Structured figure records:
******************************

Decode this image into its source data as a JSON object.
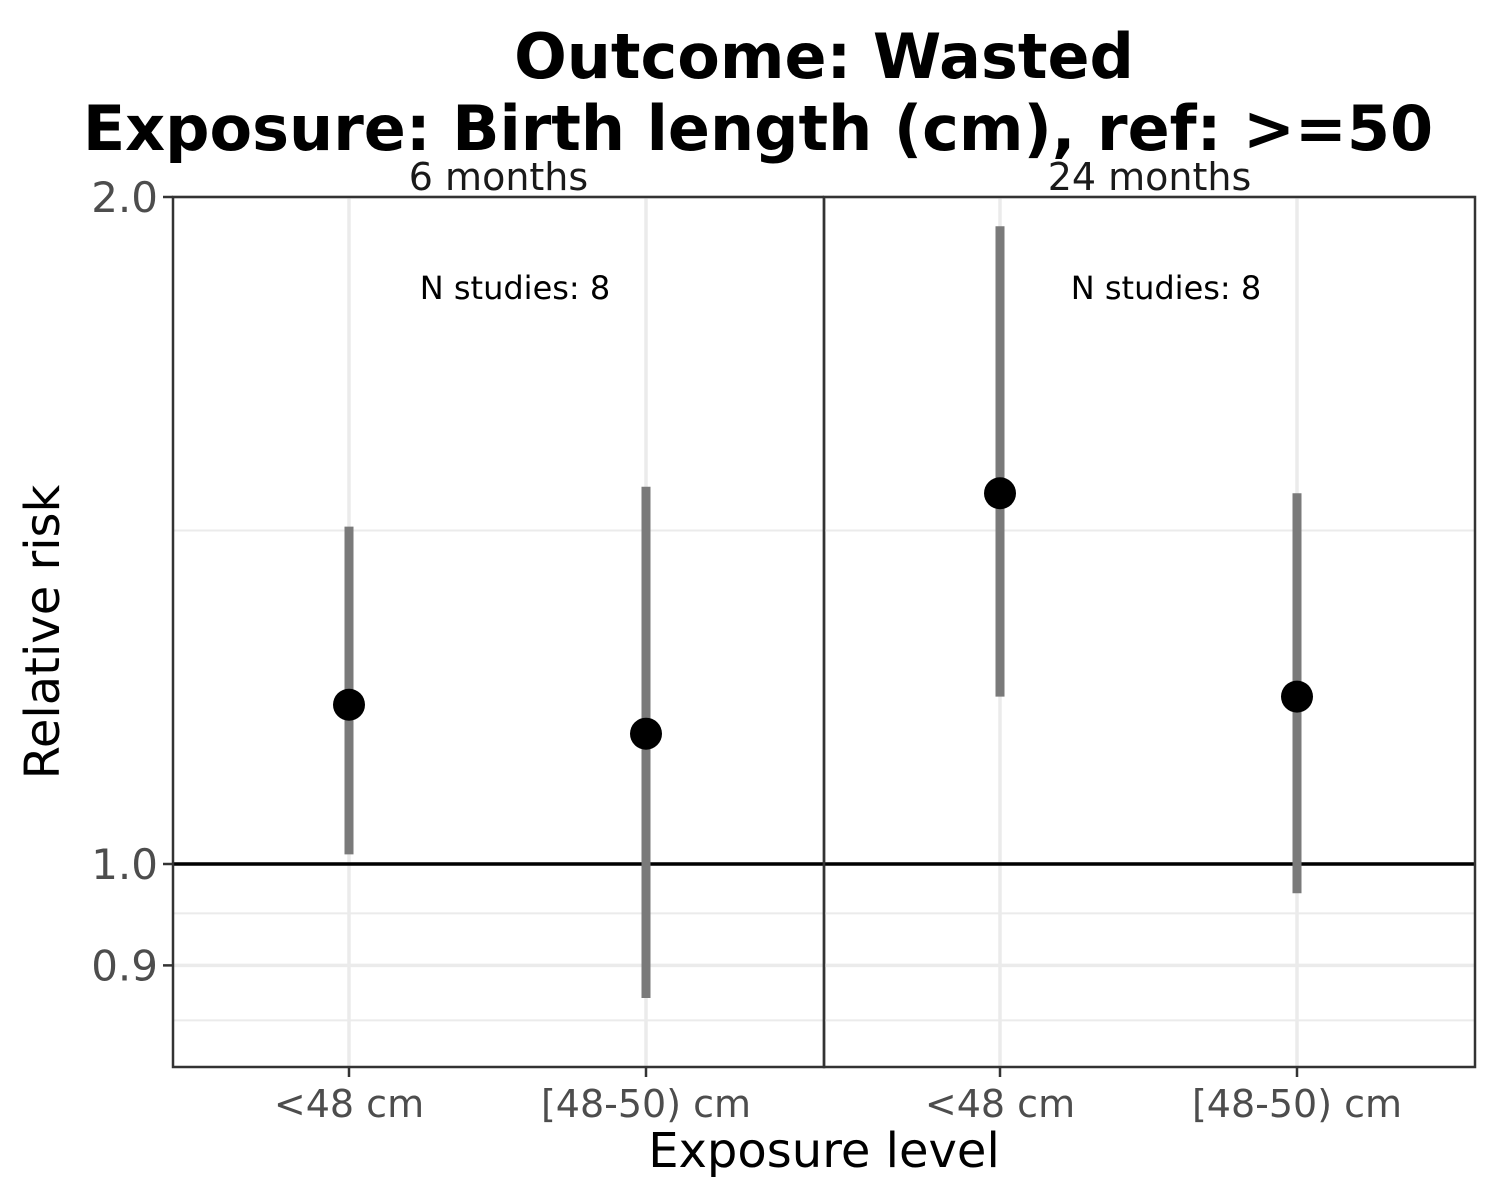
{
  "chart_data": {
    "type": "scatter",
    "title": "Outcome: Wasted",
    "subtitle": "Exposure: Birth length (cm), ref: >=50",
    "xlabel": "Exposure level",
    "ylabel": "Relative risk",
    "y_scale": "log",
    "ylim": [
      0.85,
      2.0
    ],
    "y_ticks": [
      {
        "value": 0.9,
        "label": "0.9"
      },
      {
        "value": 1.0,
        "label": "1.0"
      },
      {
        "value": 2.0,
        "label": "2.0"
      }
    ],
    "categories": [
      "<48 cm",
      "[48-50) cm"
    ],
    "reference_line": 1.0,
    "grid": true,
    "colors": {
      "point": "#000000",
      "ci": "#7a7a7a",
      "refline": "#000000",
      "grid": "#ebebeb",
      "border": "#333333"
    },
    "panels": [
      {
        "label": "6 months",
        "annotation": "N studies: 8",
        "points": [
          {
            "category": "<48 cm",
            "rr": 1.18,
            "ci_low": 1.01,
            "ci_high": 1.42
          },
          {
            "category": "[48-50) cm",
            "rr": 1.145,
            "ci_low": 0.87,
            "ci_high": 1.48
          }
        ]
      },
      {
        "label": "24 months",
        "annotation": "N studies: 8",
        "points": [
          {
            "category": "<48 cm",
            "rr": 1.47,
            "ci_low": 1.19,
            "ci_high": 1.94
          },
          {
            "category": "[48-50) cm",
            "rr": 1.19,
            "ci_low": 0.97,
            "ci_high": 1.47
          }
        ]
      }
    ]
  }
}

******************************

- Instruction
Leave every image out, and retype the material exactly.

- Written response
Decode this image into its source data as a JSON object.
{
  "chart_data": {
    "type": "scatter",
    "title": "Outcome: Wasted",
    "subtitle": "Exposure: Birth length (cm), ref: >=50",
    "xlabel": "Exposure level",
    "ylabel": "Relative risk",
    "y_scale": "log",
    "ylim": [
      0.85,
      2.0
    ],
    "y_ticks": [
      {
        "value": 0.9,
        "label": "0.9"
      },
      {
        "value": 1.0,
        "label": "1.0"
      },
      {
        "value": 2.0,
        "label": "2.0"
      }
    ],
    "categories": [
      "<48 cm",
      "[48-50) cm"
    ],
    "reference_line": 1.0,
    "grid": true,
    "colors": {
      "point": "#000000",
      "ci": "#7a7a7a",
      "refline": "#000000",
      "grid": "#ebebeb",
      "border": "#333333"
    },
    "panels": [
      {
        "label": "6 months",
        "annotation": "N studies: 8",
        "points": [
          {
            "category": "<48 cm",
            "rr": 1.18,
            "ci_low": 1.01,
            "ci_high": 1.42
          },
          {
            "category": "[48-50) cm",
            "rr": 1.145,
            "ci_low": 0.87,
            "ci_high": 1.48
          }
        ]
      },
      {
        "label": "24 months",
        "annotation": "N studies: 8",
        "points": [
          {
            "category": "<48 cm",
            "rr": 1.47,
            "ci_low": 1.19,
            "ci_high": 1.94
          },
          {
            "category": "[48-50) cm",
            "rr": 1.19,
            "ci_low": 0.97,
            "ci_high": 1.47
          }
        ]
      }
    ]
  }
}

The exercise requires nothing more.